┌──
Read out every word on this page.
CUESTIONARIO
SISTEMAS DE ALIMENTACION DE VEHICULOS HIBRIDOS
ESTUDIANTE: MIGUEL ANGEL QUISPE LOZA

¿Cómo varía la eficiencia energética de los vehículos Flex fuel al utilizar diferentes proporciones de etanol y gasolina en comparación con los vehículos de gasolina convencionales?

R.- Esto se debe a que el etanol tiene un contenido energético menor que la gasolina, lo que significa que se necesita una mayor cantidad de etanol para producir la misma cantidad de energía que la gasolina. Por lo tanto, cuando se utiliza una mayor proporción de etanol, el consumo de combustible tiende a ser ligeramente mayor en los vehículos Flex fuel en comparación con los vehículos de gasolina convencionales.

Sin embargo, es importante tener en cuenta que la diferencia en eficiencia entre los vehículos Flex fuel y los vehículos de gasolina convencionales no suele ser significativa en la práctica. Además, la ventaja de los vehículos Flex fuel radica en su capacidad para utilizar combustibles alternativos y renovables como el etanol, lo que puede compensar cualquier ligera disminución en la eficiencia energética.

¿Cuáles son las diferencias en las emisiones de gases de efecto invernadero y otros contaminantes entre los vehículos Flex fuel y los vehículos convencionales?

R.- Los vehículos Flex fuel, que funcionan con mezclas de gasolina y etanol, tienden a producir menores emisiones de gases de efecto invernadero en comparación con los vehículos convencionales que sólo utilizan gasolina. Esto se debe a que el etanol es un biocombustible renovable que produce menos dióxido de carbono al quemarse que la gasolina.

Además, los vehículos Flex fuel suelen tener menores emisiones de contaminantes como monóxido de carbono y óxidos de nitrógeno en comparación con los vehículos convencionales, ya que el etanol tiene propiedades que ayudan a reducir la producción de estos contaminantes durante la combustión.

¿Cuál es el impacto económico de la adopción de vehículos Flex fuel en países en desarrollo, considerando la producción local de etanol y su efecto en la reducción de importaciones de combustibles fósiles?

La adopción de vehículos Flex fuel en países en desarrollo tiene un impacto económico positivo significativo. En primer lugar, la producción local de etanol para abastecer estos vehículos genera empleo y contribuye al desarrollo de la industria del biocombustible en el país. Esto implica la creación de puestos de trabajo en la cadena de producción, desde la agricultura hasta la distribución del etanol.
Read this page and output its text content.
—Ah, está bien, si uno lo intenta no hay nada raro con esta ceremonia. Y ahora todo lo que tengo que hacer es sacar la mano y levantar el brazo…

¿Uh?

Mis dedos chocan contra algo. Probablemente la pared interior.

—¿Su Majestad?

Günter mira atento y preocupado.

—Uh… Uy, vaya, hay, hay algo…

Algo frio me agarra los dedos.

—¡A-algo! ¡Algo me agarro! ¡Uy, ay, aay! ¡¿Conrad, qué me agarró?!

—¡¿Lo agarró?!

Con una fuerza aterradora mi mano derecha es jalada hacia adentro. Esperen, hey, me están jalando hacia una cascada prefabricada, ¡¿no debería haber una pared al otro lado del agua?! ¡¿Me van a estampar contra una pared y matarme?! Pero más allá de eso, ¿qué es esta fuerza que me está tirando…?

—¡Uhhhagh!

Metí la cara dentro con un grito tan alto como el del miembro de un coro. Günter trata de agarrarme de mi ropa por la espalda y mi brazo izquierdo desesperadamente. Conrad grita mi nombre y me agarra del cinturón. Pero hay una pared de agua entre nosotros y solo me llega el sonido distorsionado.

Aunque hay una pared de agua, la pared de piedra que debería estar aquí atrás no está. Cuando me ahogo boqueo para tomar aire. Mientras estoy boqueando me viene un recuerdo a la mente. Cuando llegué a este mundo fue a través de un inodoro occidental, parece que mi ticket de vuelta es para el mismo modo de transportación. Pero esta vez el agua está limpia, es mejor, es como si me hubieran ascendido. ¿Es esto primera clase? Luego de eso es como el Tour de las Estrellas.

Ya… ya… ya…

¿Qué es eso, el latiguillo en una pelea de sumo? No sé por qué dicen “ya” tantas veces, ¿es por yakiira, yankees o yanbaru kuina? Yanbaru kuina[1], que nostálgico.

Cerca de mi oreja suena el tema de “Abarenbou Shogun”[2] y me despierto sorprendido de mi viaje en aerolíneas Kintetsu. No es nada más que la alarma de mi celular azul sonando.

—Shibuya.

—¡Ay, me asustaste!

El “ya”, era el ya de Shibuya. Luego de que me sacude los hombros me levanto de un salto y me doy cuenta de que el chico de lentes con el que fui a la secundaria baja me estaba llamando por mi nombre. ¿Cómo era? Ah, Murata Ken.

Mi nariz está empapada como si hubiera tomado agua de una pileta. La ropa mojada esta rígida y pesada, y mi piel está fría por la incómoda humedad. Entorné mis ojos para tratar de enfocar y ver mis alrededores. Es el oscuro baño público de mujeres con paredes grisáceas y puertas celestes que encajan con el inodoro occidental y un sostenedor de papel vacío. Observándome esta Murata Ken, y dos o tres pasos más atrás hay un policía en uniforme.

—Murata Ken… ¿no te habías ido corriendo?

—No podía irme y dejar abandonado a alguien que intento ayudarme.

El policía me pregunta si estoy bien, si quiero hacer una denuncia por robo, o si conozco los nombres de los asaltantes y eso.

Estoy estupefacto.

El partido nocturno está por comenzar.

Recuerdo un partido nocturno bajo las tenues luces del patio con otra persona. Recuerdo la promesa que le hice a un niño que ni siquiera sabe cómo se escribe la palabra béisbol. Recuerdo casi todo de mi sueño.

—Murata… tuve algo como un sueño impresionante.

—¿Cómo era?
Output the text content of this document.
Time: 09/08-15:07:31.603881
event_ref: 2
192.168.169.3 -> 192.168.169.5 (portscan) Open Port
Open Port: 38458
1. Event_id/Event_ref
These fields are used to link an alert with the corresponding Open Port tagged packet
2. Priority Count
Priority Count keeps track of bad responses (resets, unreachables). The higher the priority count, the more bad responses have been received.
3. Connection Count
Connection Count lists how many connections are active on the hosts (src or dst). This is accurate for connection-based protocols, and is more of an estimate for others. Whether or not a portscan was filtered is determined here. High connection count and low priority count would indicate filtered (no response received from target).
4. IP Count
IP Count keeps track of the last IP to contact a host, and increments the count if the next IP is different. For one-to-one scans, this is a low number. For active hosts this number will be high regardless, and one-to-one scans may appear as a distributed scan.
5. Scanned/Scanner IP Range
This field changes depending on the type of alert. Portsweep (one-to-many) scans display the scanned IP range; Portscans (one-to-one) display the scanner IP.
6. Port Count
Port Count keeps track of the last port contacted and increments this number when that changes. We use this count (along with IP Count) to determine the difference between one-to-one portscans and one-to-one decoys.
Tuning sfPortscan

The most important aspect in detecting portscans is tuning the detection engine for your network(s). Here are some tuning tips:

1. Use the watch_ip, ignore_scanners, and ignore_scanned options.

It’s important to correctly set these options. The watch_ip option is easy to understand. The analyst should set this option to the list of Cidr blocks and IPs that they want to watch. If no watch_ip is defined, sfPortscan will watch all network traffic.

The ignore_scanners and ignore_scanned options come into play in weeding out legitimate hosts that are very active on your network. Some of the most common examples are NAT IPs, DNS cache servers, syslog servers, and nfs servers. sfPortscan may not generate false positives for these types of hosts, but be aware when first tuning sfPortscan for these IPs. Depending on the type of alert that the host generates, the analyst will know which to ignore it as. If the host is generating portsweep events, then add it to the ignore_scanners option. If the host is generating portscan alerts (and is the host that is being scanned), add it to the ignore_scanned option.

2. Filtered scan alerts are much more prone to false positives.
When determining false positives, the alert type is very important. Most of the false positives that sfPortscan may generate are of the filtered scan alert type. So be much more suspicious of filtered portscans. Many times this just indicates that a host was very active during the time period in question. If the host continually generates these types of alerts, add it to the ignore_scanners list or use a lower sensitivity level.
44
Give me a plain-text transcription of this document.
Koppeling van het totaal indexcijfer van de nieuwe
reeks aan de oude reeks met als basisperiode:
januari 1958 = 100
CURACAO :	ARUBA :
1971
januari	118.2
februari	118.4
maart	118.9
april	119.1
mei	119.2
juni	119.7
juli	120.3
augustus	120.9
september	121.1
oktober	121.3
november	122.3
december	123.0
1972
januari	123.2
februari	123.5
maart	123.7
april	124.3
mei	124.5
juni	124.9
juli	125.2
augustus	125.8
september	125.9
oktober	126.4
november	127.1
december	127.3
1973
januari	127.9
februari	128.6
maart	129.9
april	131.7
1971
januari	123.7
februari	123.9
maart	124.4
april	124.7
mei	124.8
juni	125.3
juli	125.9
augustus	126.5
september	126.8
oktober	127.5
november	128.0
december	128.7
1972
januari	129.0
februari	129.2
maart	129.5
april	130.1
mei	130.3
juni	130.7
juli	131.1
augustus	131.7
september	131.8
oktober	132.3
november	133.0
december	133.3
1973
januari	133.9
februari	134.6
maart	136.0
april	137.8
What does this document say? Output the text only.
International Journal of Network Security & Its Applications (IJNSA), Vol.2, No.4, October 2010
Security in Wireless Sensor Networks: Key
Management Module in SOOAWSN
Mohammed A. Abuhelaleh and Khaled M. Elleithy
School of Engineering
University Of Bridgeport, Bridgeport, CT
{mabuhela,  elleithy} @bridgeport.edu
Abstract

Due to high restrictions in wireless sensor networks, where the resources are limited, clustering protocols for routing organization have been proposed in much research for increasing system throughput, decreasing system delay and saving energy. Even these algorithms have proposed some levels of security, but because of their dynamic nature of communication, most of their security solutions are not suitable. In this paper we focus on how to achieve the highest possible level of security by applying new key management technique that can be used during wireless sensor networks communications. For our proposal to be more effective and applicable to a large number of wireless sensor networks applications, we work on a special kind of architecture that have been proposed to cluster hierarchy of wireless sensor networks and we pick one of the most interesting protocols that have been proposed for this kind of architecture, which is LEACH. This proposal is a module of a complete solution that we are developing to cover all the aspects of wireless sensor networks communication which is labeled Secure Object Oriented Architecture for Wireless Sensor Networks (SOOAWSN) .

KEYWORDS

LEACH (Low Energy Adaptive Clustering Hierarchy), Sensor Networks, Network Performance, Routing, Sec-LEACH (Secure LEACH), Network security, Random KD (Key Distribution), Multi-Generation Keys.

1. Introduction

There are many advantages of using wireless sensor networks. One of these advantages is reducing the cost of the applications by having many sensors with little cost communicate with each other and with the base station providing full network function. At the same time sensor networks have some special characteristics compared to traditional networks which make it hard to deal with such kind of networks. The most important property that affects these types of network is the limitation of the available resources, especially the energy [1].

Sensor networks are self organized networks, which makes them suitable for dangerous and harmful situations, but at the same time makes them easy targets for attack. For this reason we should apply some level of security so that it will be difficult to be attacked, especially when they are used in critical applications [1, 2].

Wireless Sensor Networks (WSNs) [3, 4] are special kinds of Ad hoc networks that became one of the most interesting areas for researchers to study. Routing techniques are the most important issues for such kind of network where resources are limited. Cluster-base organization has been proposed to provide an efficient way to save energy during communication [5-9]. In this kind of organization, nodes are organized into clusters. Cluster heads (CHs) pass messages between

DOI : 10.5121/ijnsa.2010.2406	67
└──
• [Task objective]:
Among the entries above, how many lines hold the word "text"? Reply with only that number.

• [Result of the exercise]:
4